• _Problem requirements_: Each line of the material must be repeated precisely, with the pictures left out.

• _Given entries_:
•••••
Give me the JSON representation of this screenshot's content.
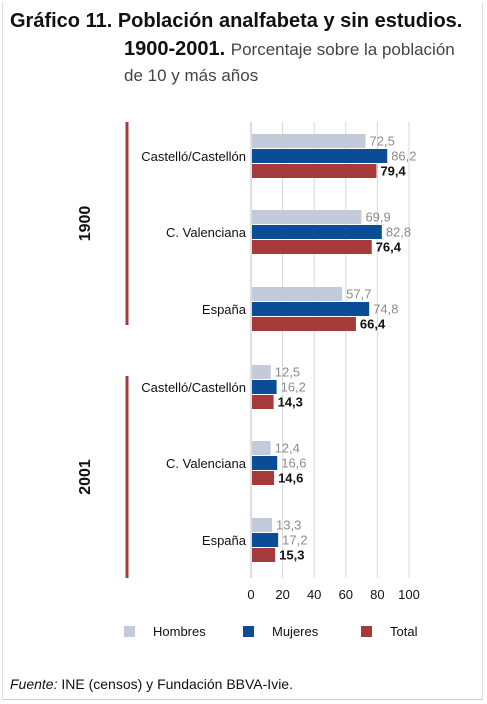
{
  "header": {
    "title_line1": "Gráfico 11. Población analfabeta y sin estudios.",
    "title_line2_bold": "1900-2001.",
    "title_line2_rest": "Porcentaje sobre la población",
    "title_line3": "de 10 y más años"
  },
  "source": {
    "label": "Fuente:",
    "text": "INE (censos) y Fundación BBVA-Ivie."
  },
  "colors": {
    "hombres": "#c3cad9",
    "mujeres": "#0a4c96",
    "total": "#a63a3a",
    "group_line": "#a63a3a",
    "grid": "#d9d9d9",
    "label_gray": "#8c8c8c"
  },
  "chart_data": {
    "type": "bar",
    "orientation": "horizontal",
    "groups": [
      {
        "name": "1900",
        "categories": [
          "Castelló/Castellón",
          "C. Valenciana",
          "España"
        ]
      },
      {
        "name": "2001",
        "categories": [
          "Castelló/Castellón",
          "C. Valenciana",
          "España"
        ]
      }
    ],
    "series": [
      {
        "name": "Hombres",
        "values": [
          72.5,
          69.9,
          57.7,
          12.5,
          12.4,
          13.3
        ],
        "labels": [
          "72,5",
          "69,9",
          "57,7",
          "12,5",
          "12,4",
          "13,3"
        ]
      },
      {
        "name": "Mujeres",
        "values": [
          86.2,
          82.8,
          74.8,
          16.2,
          16.6,
          17.2
        ],
        "labels": [
          "86,2",
          "82,8",
          "74,8",
          "16,2",
          "16,6",
          "17,2"
        ]
      },
      {
        "name": "Total",
        "values": [
          79.4,
          76.4,
          66.4,
          14.3,
          14.6,
          15.3
        ],
        "labels": [
          "79,4",
          "76,4",
          "66,4",
          "14,3",
          "14,6",
          "15,3"
        ]
      }
    ],
    "xlim": [
      0,
      100
    ],
    "x_ticks": [
      "0",
      "20",
      "40",
      "60",
      "80",
      "100"
    ],
    "grid": true,
    "legend_position": "bottom"
  }
}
•••••
• _Reply_:
Give me the JSON representation of this screenshot's content.
{
  "header": {
    "title_line1": "Gráfico 11. Población analfabeta y sin estudios.",
    "title_line2_bold": "1900-2001.",
    "title_line2_rest": "Porcentaje sobre la población",
    "title_line3": "de 10 y más años"
  },
  "source": {
    "label": "Fuente:",
    "text": "INE (censos) y Fundación BBVA-Ivie."
  },
  "colors": {
    "hombres": "#c3cad9",
    "mujeres": "#0a4c96",
    "total": "#a63a3a",
    "group_line": "#a63a3a",
    "grid": "#d9d9d9",
    "label_gray": "#8c8c8c"
  },
  "chart_data": {
    "type": "bar",
    "orientation": "horizontal",
    "groups": [
      {
        "name": "1900",
        "categories": [
          "Castelló/Castellón",
          "C. Valenciana",
          "España"
        ]
      },
      {
        "name": "2001",
        "categories": [
          "Castelló/Castellón",
          "C. Valenciana",
          "España"
        ]
      }
    ],
    "series": [
      {
        "name": "Hombres",
        "values": [
          72.5,
          69.9,
          57.7,
          12.5,
          12.4,
          13.3
        ],
        "labels": [
          "72,5",
          "69,9",
          "57,7",
          "12,5",
          "12,4",
          "13,3"
        ]
      },
      {
        "name": "Mujeres",
        "values": [
          86.2,
          82.8,
          74.8,
          16.2,
          16.6,
          17.2
        ],
        "labels": [
          "86,2",
          "82,8",
          "74,8",
          "16,2",
          "16,6",
          "17,2"
        ]
      },
      {
        "name": "Total",
        "values": [
          79.4,
          76.4,
          66.4,
          14.3,
          14.6,
          15.3
        ],
        "labels": [
          "79,4",
          "76,4",
          "66,4",
          "14,3",
          "14,6",
          "15,3"
        ]
      }
    ],
    "xlim": [
      0,
      100
    ],
    "x_ticks": [
      "0",
      "20",
      "40",
      "60",
      "80",
      "100"
    ],
    "grid": true,
    "legend_position": "bottom"
  }
}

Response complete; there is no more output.